> WHAT IS EXPECTED
Identify each line below that contains the word "will", and copy it out.

> RECORD LIST
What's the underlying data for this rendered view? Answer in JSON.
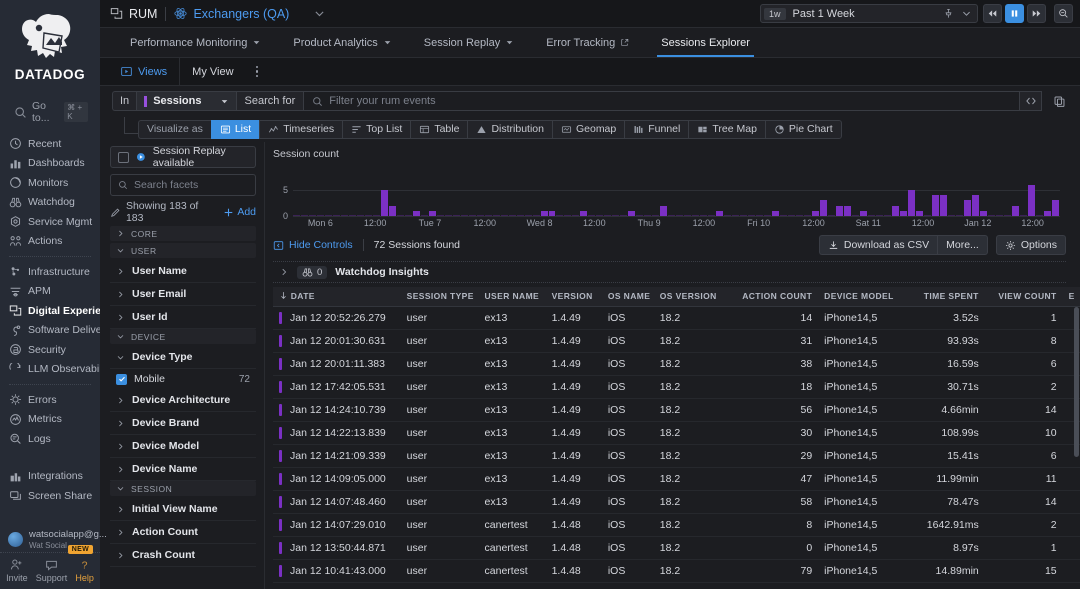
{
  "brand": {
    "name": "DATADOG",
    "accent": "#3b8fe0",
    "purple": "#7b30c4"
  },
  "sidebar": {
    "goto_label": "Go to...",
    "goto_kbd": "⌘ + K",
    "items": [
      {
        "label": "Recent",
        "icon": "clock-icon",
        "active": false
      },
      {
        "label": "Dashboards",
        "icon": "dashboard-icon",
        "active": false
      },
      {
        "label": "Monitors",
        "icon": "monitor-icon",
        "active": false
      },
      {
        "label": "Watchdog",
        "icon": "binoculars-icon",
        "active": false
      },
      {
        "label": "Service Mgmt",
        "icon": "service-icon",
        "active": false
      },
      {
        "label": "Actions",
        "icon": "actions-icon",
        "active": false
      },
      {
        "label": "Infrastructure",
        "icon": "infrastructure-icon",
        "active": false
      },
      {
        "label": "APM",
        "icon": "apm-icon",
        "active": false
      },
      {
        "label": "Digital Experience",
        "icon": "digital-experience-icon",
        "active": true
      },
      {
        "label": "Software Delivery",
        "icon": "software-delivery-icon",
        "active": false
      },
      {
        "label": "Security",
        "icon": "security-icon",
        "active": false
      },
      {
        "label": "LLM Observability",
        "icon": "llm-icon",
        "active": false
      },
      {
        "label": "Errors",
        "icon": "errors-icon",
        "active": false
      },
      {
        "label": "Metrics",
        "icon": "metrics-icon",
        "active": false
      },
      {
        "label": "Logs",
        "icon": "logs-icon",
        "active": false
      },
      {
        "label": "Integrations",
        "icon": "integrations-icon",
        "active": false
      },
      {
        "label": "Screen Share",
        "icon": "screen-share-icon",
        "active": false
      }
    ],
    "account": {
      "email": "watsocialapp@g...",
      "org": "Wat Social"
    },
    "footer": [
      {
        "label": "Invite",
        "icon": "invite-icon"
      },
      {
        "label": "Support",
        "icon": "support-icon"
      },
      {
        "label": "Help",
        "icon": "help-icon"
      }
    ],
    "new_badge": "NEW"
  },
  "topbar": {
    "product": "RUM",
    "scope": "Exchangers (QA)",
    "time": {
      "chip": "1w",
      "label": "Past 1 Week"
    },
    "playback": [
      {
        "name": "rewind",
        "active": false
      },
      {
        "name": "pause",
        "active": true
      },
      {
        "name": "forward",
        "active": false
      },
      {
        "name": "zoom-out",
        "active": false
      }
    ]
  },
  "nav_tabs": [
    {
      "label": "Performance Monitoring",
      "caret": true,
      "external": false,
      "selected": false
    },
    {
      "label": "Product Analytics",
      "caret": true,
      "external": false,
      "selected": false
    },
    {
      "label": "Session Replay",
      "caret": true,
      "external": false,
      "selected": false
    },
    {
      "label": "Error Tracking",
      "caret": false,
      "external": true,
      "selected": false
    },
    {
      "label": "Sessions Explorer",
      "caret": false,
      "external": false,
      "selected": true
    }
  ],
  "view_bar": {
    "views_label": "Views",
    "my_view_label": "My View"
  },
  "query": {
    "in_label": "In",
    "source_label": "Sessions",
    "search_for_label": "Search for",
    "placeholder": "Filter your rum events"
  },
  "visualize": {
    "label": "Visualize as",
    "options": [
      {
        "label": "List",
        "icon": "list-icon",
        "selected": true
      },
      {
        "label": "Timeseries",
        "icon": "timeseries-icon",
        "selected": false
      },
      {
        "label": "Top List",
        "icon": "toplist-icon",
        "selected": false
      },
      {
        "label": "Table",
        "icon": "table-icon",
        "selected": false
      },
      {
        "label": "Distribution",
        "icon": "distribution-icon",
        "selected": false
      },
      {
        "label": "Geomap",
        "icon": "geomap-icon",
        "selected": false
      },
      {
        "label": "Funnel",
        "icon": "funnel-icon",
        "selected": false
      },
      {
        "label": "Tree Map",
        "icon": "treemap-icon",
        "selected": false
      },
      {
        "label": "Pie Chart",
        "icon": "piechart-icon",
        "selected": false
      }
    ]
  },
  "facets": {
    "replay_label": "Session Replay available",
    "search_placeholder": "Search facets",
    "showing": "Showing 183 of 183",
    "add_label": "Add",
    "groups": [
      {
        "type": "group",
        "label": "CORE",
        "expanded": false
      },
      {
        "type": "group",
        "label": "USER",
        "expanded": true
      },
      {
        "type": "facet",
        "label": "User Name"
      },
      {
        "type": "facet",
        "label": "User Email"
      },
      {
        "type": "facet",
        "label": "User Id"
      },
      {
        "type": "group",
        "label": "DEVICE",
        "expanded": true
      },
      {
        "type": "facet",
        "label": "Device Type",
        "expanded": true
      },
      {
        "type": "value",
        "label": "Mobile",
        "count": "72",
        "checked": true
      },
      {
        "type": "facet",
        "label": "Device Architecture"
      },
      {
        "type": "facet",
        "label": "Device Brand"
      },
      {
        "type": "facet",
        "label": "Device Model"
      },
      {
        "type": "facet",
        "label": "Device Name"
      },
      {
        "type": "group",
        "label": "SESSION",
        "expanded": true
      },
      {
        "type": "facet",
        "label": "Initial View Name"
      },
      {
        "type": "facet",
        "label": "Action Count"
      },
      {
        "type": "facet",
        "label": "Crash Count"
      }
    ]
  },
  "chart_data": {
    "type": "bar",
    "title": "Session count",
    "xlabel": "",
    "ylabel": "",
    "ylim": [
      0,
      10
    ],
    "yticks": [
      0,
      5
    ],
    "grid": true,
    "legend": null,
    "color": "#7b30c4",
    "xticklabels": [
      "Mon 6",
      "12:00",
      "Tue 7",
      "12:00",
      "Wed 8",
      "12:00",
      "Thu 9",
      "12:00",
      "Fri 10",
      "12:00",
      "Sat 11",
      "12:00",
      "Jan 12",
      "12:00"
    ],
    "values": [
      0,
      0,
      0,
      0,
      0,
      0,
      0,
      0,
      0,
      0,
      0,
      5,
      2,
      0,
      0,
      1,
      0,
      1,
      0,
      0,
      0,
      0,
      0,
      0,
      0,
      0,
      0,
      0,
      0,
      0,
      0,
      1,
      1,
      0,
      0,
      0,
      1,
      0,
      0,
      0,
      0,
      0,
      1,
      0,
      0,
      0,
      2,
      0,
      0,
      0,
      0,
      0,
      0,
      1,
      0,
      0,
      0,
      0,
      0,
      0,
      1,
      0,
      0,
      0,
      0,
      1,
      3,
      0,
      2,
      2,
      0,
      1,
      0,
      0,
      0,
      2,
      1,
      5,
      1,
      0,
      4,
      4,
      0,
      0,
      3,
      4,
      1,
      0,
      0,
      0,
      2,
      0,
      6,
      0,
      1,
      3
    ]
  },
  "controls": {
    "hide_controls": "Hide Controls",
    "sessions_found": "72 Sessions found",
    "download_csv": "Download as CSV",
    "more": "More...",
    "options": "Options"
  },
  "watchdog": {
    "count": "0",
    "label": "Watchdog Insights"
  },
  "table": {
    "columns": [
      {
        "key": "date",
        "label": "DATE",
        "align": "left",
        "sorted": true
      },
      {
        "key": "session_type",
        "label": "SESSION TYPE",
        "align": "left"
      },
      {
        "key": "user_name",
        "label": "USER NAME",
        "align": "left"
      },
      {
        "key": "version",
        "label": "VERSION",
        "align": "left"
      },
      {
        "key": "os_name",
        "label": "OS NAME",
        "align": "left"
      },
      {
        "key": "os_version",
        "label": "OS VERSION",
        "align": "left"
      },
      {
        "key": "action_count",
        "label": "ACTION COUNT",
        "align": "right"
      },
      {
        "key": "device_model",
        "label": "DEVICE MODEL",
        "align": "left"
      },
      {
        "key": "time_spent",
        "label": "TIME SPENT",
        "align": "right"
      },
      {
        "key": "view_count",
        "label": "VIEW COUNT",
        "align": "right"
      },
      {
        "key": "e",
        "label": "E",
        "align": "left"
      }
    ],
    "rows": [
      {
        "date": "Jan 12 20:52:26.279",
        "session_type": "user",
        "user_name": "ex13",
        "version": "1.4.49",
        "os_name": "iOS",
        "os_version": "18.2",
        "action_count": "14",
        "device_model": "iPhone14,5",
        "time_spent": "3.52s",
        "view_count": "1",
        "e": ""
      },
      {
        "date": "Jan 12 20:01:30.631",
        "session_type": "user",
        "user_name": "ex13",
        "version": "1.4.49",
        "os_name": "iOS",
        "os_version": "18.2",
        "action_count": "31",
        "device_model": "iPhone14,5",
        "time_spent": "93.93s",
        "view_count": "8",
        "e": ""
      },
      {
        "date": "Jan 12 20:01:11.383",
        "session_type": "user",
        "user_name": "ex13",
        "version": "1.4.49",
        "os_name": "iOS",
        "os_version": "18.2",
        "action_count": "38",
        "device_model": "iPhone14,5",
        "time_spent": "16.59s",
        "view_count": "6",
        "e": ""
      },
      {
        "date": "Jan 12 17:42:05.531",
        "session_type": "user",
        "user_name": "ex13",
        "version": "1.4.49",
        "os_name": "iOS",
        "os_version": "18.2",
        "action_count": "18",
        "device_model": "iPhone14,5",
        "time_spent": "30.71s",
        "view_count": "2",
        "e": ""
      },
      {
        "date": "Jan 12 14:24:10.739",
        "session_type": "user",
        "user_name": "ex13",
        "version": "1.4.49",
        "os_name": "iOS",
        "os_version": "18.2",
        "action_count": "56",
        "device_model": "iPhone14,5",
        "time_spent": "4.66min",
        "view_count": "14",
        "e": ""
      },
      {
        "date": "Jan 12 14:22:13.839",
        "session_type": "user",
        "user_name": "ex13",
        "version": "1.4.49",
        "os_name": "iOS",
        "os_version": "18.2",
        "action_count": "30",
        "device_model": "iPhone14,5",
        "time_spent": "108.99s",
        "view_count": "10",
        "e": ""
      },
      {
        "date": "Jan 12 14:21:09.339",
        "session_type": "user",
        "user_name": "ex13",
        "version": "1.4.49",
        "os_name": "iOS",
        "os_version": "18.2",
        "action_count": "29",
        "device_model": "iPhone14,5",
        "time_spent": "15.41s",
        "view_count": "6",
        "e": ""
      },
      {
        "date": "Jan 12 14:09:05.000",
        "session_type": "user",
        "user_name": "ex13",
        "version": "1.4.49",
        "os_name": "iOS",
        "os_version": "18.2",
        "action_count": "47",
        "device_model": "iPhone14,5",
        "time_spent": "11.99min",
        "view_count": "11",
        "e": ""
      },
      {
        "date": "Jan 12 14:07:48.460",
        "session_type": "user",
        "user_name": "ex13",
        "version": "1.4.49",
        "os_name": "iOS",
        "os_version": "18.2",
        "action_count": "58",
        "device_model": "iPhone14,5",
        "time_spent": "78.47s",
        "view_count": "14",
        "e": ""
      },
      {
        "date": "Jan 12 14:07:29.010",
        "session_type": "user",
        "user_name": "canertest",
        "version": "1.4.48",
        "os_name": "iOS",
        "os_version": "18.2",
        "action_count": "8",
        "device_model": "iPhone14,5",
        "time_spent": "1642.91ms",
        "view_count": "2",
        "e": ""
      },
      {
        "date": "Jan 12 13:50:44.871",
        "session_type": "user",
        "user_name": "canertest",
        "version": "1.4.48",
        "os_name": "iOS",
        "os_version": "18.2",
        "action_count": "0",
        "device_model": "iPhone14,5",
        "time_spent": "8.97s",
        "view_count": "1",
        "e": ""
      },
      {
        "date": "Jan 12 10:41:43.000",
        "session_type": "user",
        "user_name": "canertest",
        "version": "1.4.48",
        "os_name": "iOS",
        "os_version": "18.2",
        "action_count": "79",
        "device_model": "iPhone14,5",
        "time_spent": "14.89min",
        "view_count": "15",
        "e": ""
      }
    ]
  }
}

--

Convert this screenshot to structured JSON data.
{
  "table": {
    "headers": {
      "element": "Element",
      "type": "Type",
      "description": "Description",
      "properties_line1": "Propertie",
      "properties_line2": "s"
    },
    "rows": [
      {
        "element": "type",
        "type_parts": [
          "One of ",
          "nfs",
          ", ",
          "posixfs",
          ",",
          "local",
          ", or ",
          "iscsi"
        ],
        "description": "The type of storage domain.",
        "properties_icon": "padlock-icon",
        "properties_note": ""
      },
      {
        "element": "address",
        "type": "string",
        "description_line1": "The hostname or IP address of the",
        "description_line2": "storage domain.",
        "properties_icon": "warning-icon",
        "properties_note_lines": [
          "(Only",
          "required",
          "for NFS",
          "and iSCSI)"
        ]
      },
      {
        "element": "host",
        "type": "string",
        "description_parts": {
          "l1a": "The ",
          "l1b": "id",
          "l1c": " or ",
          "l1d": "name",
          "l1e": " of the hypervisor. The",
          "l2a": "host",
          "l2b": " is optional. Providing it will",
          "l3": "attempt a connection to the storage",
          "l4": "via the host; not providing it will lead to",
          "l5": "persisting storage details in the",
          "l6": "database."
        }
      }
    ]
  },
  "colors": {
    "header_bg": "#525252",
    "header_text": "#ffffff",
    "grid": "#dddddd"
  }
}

...

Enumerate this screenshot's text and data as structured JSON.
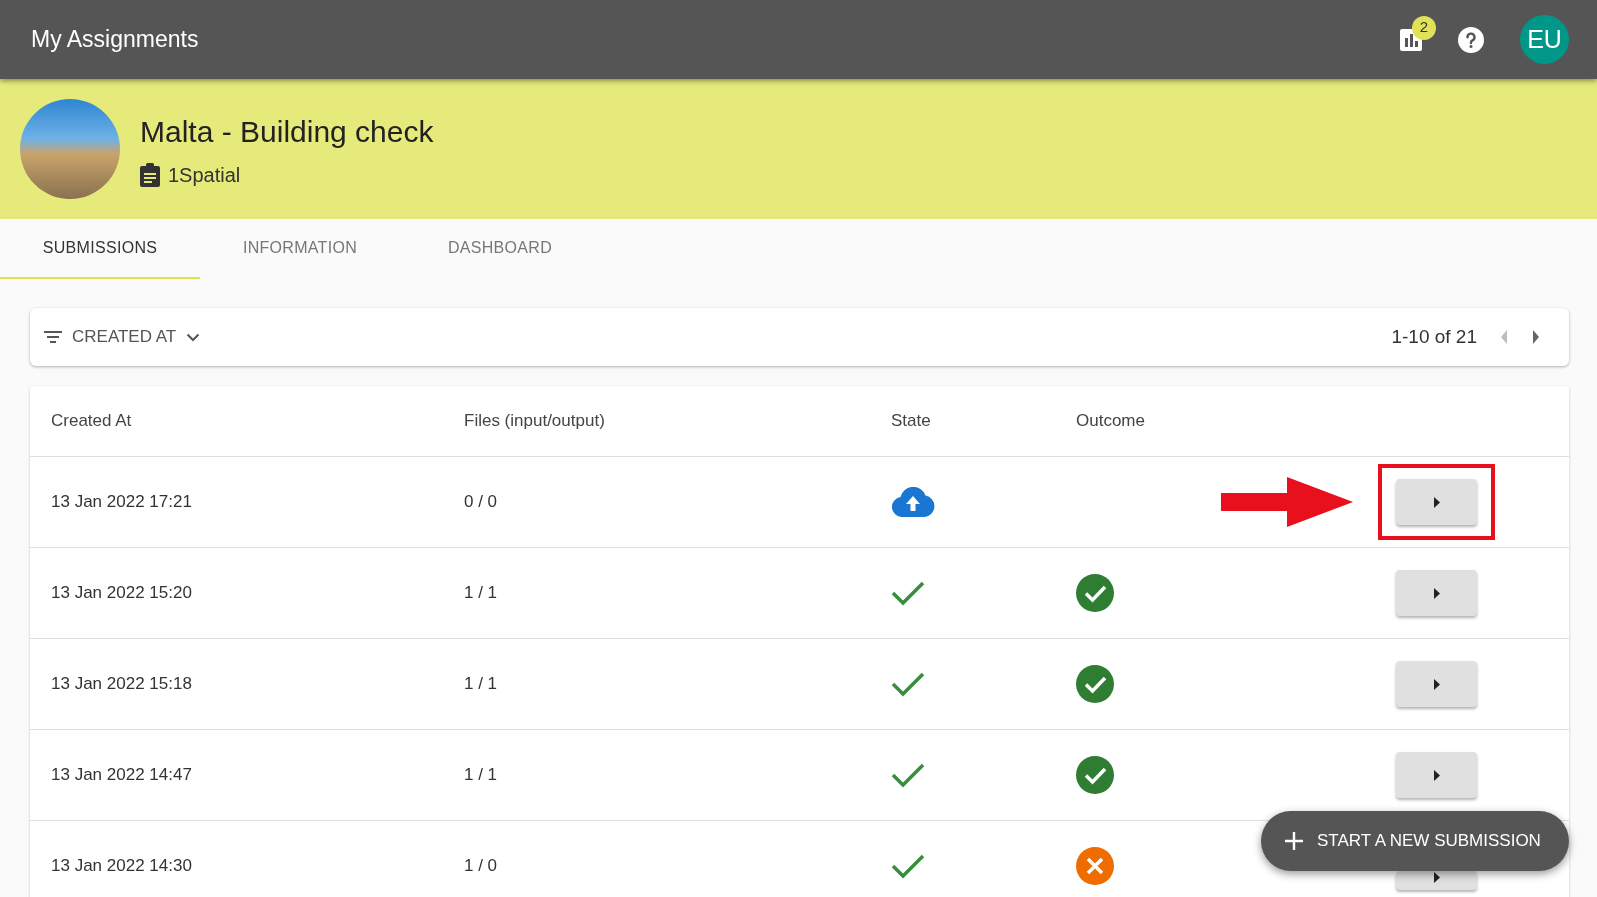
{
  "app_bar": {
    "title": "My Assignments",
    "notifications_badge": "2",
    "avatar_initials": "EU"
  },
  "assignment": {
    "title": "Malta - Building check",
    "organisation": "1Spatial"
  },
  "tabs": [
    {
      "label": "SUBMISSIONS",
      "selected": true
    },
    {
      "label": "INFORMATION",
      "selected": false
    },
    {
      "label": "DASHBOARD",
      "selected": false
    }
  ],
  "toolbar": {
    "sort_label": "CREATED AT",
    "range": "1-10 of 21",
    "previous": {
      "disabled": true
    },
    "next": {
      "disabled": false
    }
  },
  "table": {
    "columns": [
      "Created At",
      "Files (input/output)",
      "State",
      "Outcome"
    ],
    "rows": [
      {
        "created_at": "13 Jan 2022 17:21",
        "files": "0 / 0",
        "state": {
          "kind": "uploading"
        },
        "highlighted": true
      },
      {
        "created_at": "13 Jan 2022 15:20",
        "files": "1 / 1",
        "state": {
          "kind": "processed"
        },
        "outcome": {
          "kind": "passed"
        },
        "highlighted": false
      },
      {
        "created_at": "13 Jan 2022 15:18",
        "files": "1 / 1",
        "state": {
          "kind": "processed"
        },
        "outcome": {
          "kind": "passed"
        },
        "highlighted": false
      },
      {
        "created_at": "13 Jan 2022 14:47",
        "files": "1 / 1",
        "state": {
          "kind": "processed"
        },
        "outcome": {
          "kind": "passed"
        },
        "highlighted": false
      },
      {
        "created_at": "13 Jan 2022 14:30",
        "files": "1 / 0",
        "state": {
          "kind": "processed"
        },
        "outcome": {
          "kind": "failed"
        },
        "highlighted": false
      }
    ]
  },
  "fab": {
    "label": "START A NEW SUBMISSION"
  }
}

> ANSWER TO THE TASK
          "l2b": " is optional. Providing it will",
          "l4": "via the host; not providing it will lead to",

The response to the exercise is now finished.